Extracted records:
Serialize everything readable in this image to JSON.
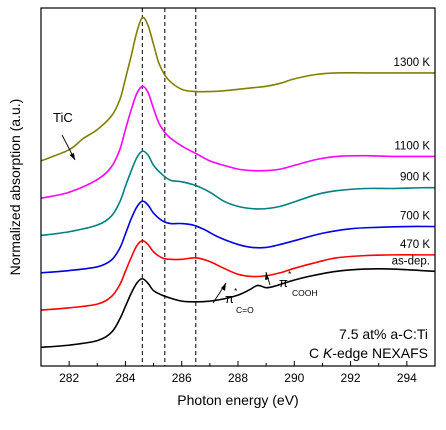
{
  "chart_data": {
    "type": "line",
    "xlabel": "Photon energy (eV)",
    "ylabel": "Normalized absorption (a.u.)",
    "xlim": [
      281,
      295
    ],
    "x_ticks": [
      282,
      284,
      286,
      288,
      290,
      292,
      294
    ],
    "y_ticks_shown": false,
    "grid": false,
    "legend": "inline labels at right end of each curve",
    "reference_lines_x": [
      284.6,
      285.4,
      286.5
    ],
    "inset_text": {
      "line1": "7.5 at% a-C:Ti",
      "line2_prefix": "C ",
      "line2_italic": "K",
      "line2_suffix": "-edge NEXAFS"
    },
    "annotations": [
      {
        "id": "tic",
        "text": "TiC",
        "x": 282.3,
        "y_series": "1300 K"
      },
      {
        "id": "pi-co",
        "text": "π",
        "sup": "*",
        "sub": "C=O",
        "x": 286.5
      },
      {
        "id": "pi-cooh",
        "text": "π",
        "sup": "*",
        "sub": "COOH",
        "x": 288.7
      }
    ],
    "series": [
      {
        "name": "as-dep.",
        "color": "#000000",
        "offset": 0.0,
        "x": [
          281,
          282,
          283,
          283.5,
          283.8,
          284.0,
          284.2,
          284.4,
          284.6,
          284.8,
          285.0,
          285.3,
          285.6,
          286.0,
          286.5,
          287.0,
          287.5,
          288.0,
          288.4,
          288.7,
          289.0,
          289.3,
          289.8,
          290.5,
          291.5,
          292.5,
          293.5,
          294.5,
          295
        ],
        "y": [
          0.0,
          0.03,
          0.09,
          0.2,
          0.38,
          0.55,
          0.72,
          0.86,
          0.92,
          0.86,
          0.76,
          0.7,
          0.66,
          0.62,
          0.61,
          0.62,
          0.65,
          0.7,
          0.77,
          0.83,
          0.8,
          0.82,
          0.88,
          0.95,
          1.02,
          1.05,
          1.05,
          1.03,
          1.02
        ]
      },
      {
        "name": "470 K",
        "color": "#ff0000",
        "offset": 0.5,
        "x": [
          281,
          282,
          283,
          283.5,
          283.8,
          284.0,
          284.2,
          284.4,
          284.6,
          284.8,
          285.0,
          285.3,
          285.6,
          286.0,
          286.5,
          287.0,
          287.5,
          288.0,
          288.5,
          289.0,
          289.5,
          290.0,
          290.8,
          291.5,
          292.5,
          293.5,
          294.5,
          295
        ],
        "y": [
          0.0,
          0.03,
          0.08,
          0.18,
          0.34,
          0.52,
          0.7,
          0.86,
          0.93,
          0.88,
          0.78,
          0.7,
          0.68,
          0.68,
          0.7,
          0.65,
          0.56,
          0.48,
          0.45,
          0.46,
          0.5,
          0.56,
          0.64,
          0.7,
          0.73,
          0.74,
          0.74,
          0.74
        ]
      },
      {
        "name": "700 K",
        "color": "#0000e0",
        "offset": 1.0,
        "x": [
          281,
          282,
          283,
          283.5,
          283.8,
          284.0,
          284.2,
          284.4,
          284.6,
          284.8,
          285.0,
          285.3,
          285.6,
          286.0,
          286.4,
          286.8,
          287.3,
          288.0,
          288.5,
          289.0,
          289.5,
          290.2,
          291,
          292,
          293,
          294,
          295
        ],
        "y": [
          0.0,
          0.03,
          0.08,
          0.17,
          0.33,
          0.52,
          0.72,
          0.88,
          0.96,
          0.91,
          0.8,
          0.7,
          0.66,
          0.66,
          0.64,
          0.58,
          0.48,
          0.38,
          0.34,
          0.34,
          0.38,
          0.45,
          0.53,
          0.59,
          0.61,
          0.62,
          0.62
        ]
      },
      {
        "name": "900 K",
        "color": "#008080",
        "offset": 1.5,
        "x": [
          281,
          282,
          283,
          283.5,
          283.8,
          284.0,
          284.2,
          284.4,
          284.6,
          284.8,
          285.0,
          285.3,
          285.6,
          286.0,
          286.5,
          287.0,
          287.5,
          288,
          288.5,
          289,
          289.5,
          290,
          290.8,
          291.5,
          292.5,
          293.5,
          294.5,
          295
        ],
        "y": [
          0.0,
          0.05,
          0.14,
          0.26,
          0.45,
          0.66,
          0.86,
          1.04,
          1.13,
          1.08,
          0.94,
          0.82,
          0.74,
          0.72,
          0.67,
          0.58,
          0.46,
          0.39,
          0.36,
          0.36,
          0.39,
          0.45,
          0.55,
          0.6,
          0.63,
          0.63,
          0.64,
          0.64
        ]
      },
      {
        "name": "1100 K",
        "color": "#ff00ff",
        "offset": 2.0,
        "x": [
          281,
          282,
          283,
          283.5,
          283.8,
          284.0,
          284.2,
          284.4,
          284.6,
          284.8,
          285.0,
          285.2,
          285.5,
          286.0,
          286.5,
          287.0,
          287.5,
          288,
          288.5,
          289,
          289.5,
          290,
          290.8,
          291.5,
          292.5,
          293.5,
          294.5,
          295
        ],
        "y": [
          0.0,
          0.08,
          0.25,
          0.42,
          0.65,
          0.92,
          1.18,
          1.4,
          1.5,
          1.42,
          1.2,
          1.0,
          0.84,
          0.7,
          0.6,
          0.5,
          0.44,
          0.39,
          0.37,
          0.37,
          0.39,
          0.44,
          0.52,
          0.56,
          0.57,
          0.56,
          0.56,
          0.56
        ]
      },
      {
        "name": "1300 K",
        "color": "#808000",
        "offset": 2.5,
        "x": [
          281,
          282,
          282.5,
          283,
          283.5,
          283.8,
          284.0,
          284.2,
          284.4,
          284.6,
          284.8,
          285.0,
          285.2,
          285.5,
          286.0,
          286.5,
          287.0,
          287.5,
          288,
          288.5,
          289,
          289.5,
          290,
          290.8,
          291.5,
          292.5,
          293.5,
          294.5,
          295
        ],
        "y": [
          0.0,
          0.15,
          0.3,
          0.42,
          0.6,
          0.82,
          1.1,
          1.4,
          1.72,
          1.92,
          1.82,
          1.56,
          1.3,
          1.1,
          0.96,
          0.93,
          0.93,
          0.94,
          0.96,
          0.98,
          1.0,
          1.04,
          1.1,
          1.16,
          1.18,
          1.18,
          1.18,
          1.18,
          1.18
        ]
      }
    ]
  }
}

● TASK DESCRIPTION: Keep the pictures out of your copy, and repeat every entry above exactly.

● FINISHED ANSWER:
Serialize everything readable in this image to JSON.
{
  "chart_data": {
    "type": "line",
    "xlabel": "Photon energy (eV)",
    "ylabel": "Normalized absorption (a.u.)",
    "xlim": [
      281,
      295
    ],
    "x_ticks": [
      282,
      284,
      286,
      288,
      290,
      292,
      294
    ],
    "y_ticks_shown": false,
    "grid": false,
    "legend": "inline labels at right end of each curve",
    "reference_lines_x": [
      284.6,
      285.4,
      286.5
    ],
    "inset_text": {
      "line1": "7.5 at% a-C:Ti",
      "line2_prefix": "C ",
      "line2_italic": "K",
      "line2_suffix": "-edge NEXAFS"
    },
    "annotations": [
      {
        "id": "tic",
        "text": "TiC",
        "x": 282.3,
        "y_series": "1300 K"
      },
      {
        "id": "pi-co",
        "text": "π",
        "sup": "*",
        "sub": "C=O",
        "x": 286.5
      },
      {
        "id": "pi-cooh",
        "text": "π",
        "sup": "*",
        "sub": "COOH",
        "x": 288.7
      }
    ],
    "series": [
      {
        "name": "as-dep.",
        "color": "#000000",
        "offset": 0.0,
        "x": [
          281,
          282,
          283,
          283.5,
          283.8,
          284.0,
          284.2,
          284.4,
          284.6,
          284.8,
          285.0,
          285.3,
          285.6,
          286.0,
          286.5,
          287.0,
          287.5,
          288.0,
          288.4,
          288.7,
          289.0,
          289.3,
          289.8,
          290.5,
          291.5,
          292.5,
          293.5,
          294.5,
          295
        ],
        "y": [
          0.0,
          0.03,
          0.09,
          0.2,
          0.38,
          0.55,
          0.72,
          0.86,
          0.92,
          0.86,
          0.76,
          0.7,
          0.66,
          0.62,
          0.61,
          0.62,
          0.65,
          0.7,
          0.77,
          0.83,
          0.8,
          0.82,
          0.88,
          0.95,
          1.02,
          1.05,
          1.05,
          1.03,
          1.02
        ]
      },
      {
        "name": "470 K",
        "color": "#ff0000",
        "offset": 0.5,
        "x": [
          281,
          282,
          283,
          283.5,
          283.8,
          284.0,
          284.2,
          284.4,
          284.6,
          284.8,
          285.0,
          285.3,
          285.6,
          286.0,
          286.5,
          287.0,
          287.5,
          288.0,
          288.5,
          289.0,
          289.5,
          290.0,
          290.8,
          291.5,
          292.5,
          293.5,
          294.5,
          295
        ],
        "y": [
          0.0,
          0.03,
          0.08,
          0.18,
          0.34,
          0.52,
          0.7,
          0.86,
          0.93,
          0.88,
          0.78,
          0.7,
          0.68,
          0.68,
          0.7,
          0.65,
          0.56,
          0.48,
          0.45,
          0.46,
          0.5,
          0.56,
          0.64,
          0.7,
          0.73,
          0.74,
          0.74,
          0.74
        ]
      },
      {
        "name": "700 K",
        "color": "#0000e0",
        "offset": 1.0,
        "x": [
          281,
          282,
          283,
          283.5,
          283.8,
          284.0,
          284.2,
          284.4,
          284.6,
          284.8,
          285.0,
          285.3,
          285.6,
          286.0,
          286.4,
          286.8,
          287.3,
          288.0,
          288.5,
          289.0,
          289.5,
          290.2,
          291,
          292,
          293,
          294,
          295
        ],
        "y": [
          0.0,
          0.03,
          0.08,
          0.17,
          0.33,
          0.52,
          0.72,
          0.88,
          0.96,
          0.91,
          0.8,
          0.7,
          0.66,
          0.66,
          0.64,
          0.58,
          0.48,
          0.38,
          0.34,
          0.34,
          0.38,
          0.45,
          0.53,
          0.59,
          0.61,
          0.62,
          0.62
        ]
      },
      {
        "name": "900 K",
        "color": "#008080",
        "offset": 1.5,
        "x": [
          281,
          282,
          283,
          283.5,
          283.8,
          284.0,
          284.2,
          284.4,
          284.6,
          284.8,
          285.0,
          285.3,
          285.6,
          286.0,
          286.5,
          287.0,
          287.5,
          288,
          288.5,
          289,
          289.5,
          290,
          290.8,
          291.5,
          292.5,
          293.5,
          294.5,
          295
        ],
        "y": [
          0.0,
          0.05,
          0.14,
          0.26,
          0.45,
          0.66,
          0.86,
          1.04,
          1.13,
          1.08,
          0.94,
          0.82,
          0.74,
          0.72,
          0.67,
          0.58,
          0.46,
          0.39,
          0.36,
          0.36,
          0.39,
          0.45,
          0.55,
          0.6,
          0.63,
          0.63,
          0.64,
          0.64
        ]
      },
      {
        "name": "1100 K",
        "color": "#ff00ff",
        "offset": 2.0,
        "x": [
          281,
          282,
          283,
          283.5,
          283.8,
          284.0,
          284.2,
          284.4,
          284.6,
          284.8,
          285.0,
          285.2,
          285.5,
          286.0,
          286.5,
          287.0,
          287.5,
          288,
          288.5,
          289,
          289.5,
          290,
          290.8,
          291.5,
          292.5,
          293.5,
          294.5,
          295
        ],
        "y": [
          0.0,
          0.08,
          0.25,
          0.42,
          0.65,
          0.92,
          1.18,
          1.4,
          1.5,
          1.42,
          1.2,
          1.0,
          0.84,
          0.7,
          0.6,
          0.5,
          0.44,
          0.39,
          0.37,
          0.37,
          0.39,
          0.44,
          0.52,
          0.56,
          0.57,
          0.56,
          0.56,
          0.56
        ]
      },
      {
        "name": "1300 K",
        "color": "#808000",
        "offset": 2.5,
        "x": [
          281,
          282,
          282.5,
          283,
          283.5,
          283.8,
          284.0,
          284.2,
          284.4,
          284.6,
          284.8,
          285.0,
          285.2,
          285.5,
          286.0,
          286.5,
          287.0,
          287.5,
          288,
          288.5,
          289,
          289.5,
          290,
          290.8,
          291.5,
          292.5,
          293.5,
          294.5,
          295
        ],
        "y": [
          0.0,
          0.15,
          0.3,
          0.42,
          0.6,
          0.82,
          1.1,
          1.4,
          1.72,
          1.92,
          1.82,
          1.56,
          1.3,
          1.1,
          0.96,
          0.93,
          0.93,
          0.94,
          0.96,
          0.98,
          1.0,
          1.04,
          1.1,
          1.16,
          1.18,
          1.18,
          1.18,
          1.18,
          1.18
        ]
      }
    ]
  }
}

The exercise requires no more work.